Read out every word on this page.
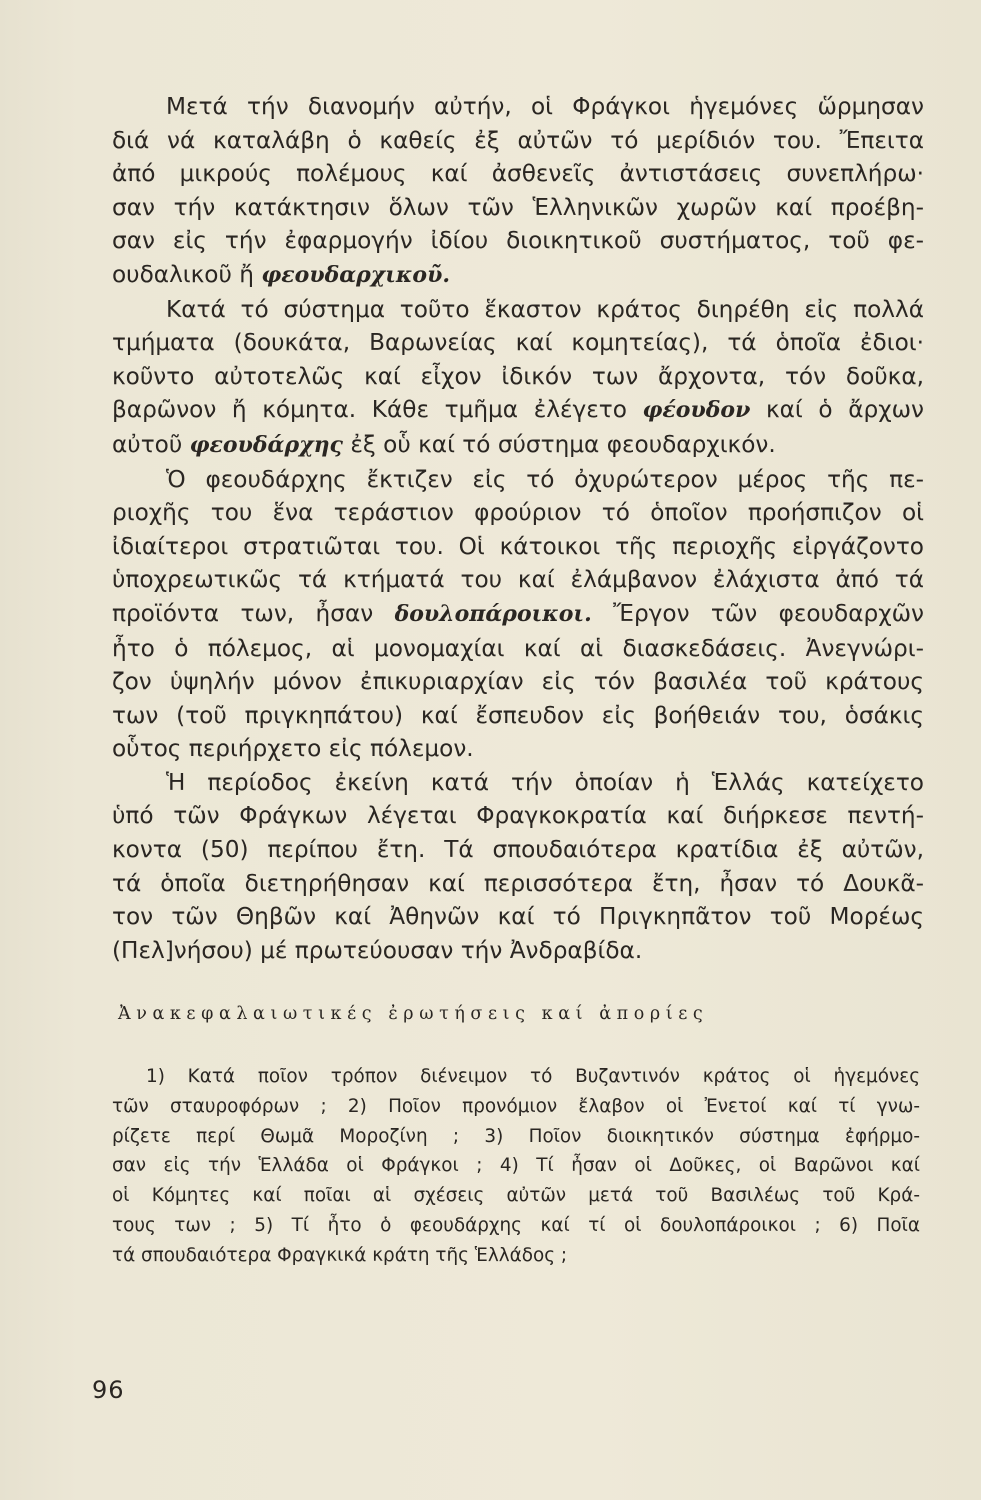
Μετά τήν διανομήν αὐτήν, οἱ Φράγκοι ἡγεμόνες ὥρμησαν
διά νά καταλάβη ὁ καθείς ἐξ αὐτῶν τό μερίδιόν του. Ἔπειτα
ἀπό μικρούς πολέμους καί ἀσθενεῖς ἀντιστάσεις συνεπλήρω·
σαν τήν κατάκτησιν ὅλων τῶν Ἑλληνικῶν χωρῶν καί προέβη-
σαν εἰς τήν ἐφαρμογήν ἰδίου διοικητικοῦ συστήματος, τοῦ φε-
ουδαλικοῦ ἤ φεουδαρχικοῦ.
Κατά τό σύστημα τοῦτο ἕκαστον κράτος διηρέθη εἰς πολλά
τμήματα (δουκάτα, Βαρωνείας καί κομητείας), τά ὁποῖα ἐδιοι·
κοῦντο αὐτοτελῶς καί εἶχον ἰδικόν των ἄρχοντα, τόν δοῦκα,
βαρῶνον ἤ κόμητα. Κάθε τμῆμα ἐλέγετο φέουδον καί ὁ ἄρχων
αὐτοῦ φεουδάρχης ἐξ οὗ καί τό σύστημα φεουδαρχικόν.
Ὁ φεουδάρχης ἔκτιζεν εἰς τό ὀχυρώτερον μέρος τῆς πε-
ριοχῆς του ἕνα τεράστιον φρούριον τό ὁποῖον προήσπιζον οἱ
ἰδιαίτεροι στρατιῶται του. Οἱ κάτοικοι τῆς περιοχῆς εἰργάζοντο
ὑποχρεωτικῶς τά κτήματά του καί ἐλάμβανον ἐλάχιστα ἀπό τά
προϊόντα των, ἦσαν δουλοπάροικοι. Ἔργον τῶν φεουδαρχῶν
ἦτο ὁ πόλεμος, αἱ μονομαχίαι καί αἱ διασκεδάσεις. Ἀνεγνώρι-
ζον ὑψηλήν μόνον ἐπικυριαρχίαν εἰς τόν βασιλέα τοῦ κράτους
των (τοῦ πριγκηπάτου) καί ἔσπευδον εἰς βοήθειάν του, ὁσάκις
οὗτος περιήρχετο εἰς πόλεμον.
Ἡ περίοδος ἐκείνη κατά τήν ὁποίαν ἡ Ἑλλάς κατείχετο
ὑπό τῶν Φράγκων λέγεται Φραγκοκρατία καί διήρκεσε πεντή-
κοντα (50) περίπου ἔτη. Τά σπουδαιότερα κρατίδια ἐξ αὐτῶν,
τά ὁποῖα διετηρήθησαν καί περισσότερα ἔτη, ἦσαν τό Δουκᾶ-
τον τῶν Θηβῶν καί Ἀθηνῶν καί τό Πριγκηπᾶτον τοῦ Μορέως
(Πελ]νήσου) μέ πρωτεύουσαν τήν Ἀνδραβίδα.
Ἀνακεφαλαιωτικές ἐρωτήσεις καί ἀπορίες
1) Κατά ποῖον τρόπον διένειμον τό Βυζαντινόν κράτος οἱ ἡγεμόνες
τῶν σταυροφόρων ; 2) Ποῖον προνόμιον ἔλαβον οἱ Ἐνετοί καί τί γνω-
ρίζετε περί Θωμᾶ Μοροζίνη ; 3) Ποῖον διοικητικόν σύστημα ἐφήρμο-
σαν εἰς τήν Ἑλλάδα οἱ Φράγκοι ; 4) Τί ἦσαν οἱ Δοῦκες, οἱ Βαρῶνοι καί
οἱ Κόμητες καί ποῖαι αἱ σχέσεις αὐτῶν μετά τοῦ Βασιλέως τοῦ Κρά-
τους των ; 5) Τί ἦτο ὁ φεουδάρχης καί τί οἱ δουλοπάροικοι ; 6) Ποῖα
τά σπουδαιότερα Φραγκικά κράτη τῆς Ἑλλάδος ;
96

▶ [Exercise task]: Filter for "δουλοπάροικοι". Return all lines that hold it.

▶ [Worked answer]:
προϊόντα των, ἦσαν δουλοπάροικοι. Ἔργον τῶν φεουδαρχῶν
τους των ; 5) Τί ἦτο ὁ φεουδάρχης καί τί οἱ δουλοπάροικοι ; 6) Ποῖα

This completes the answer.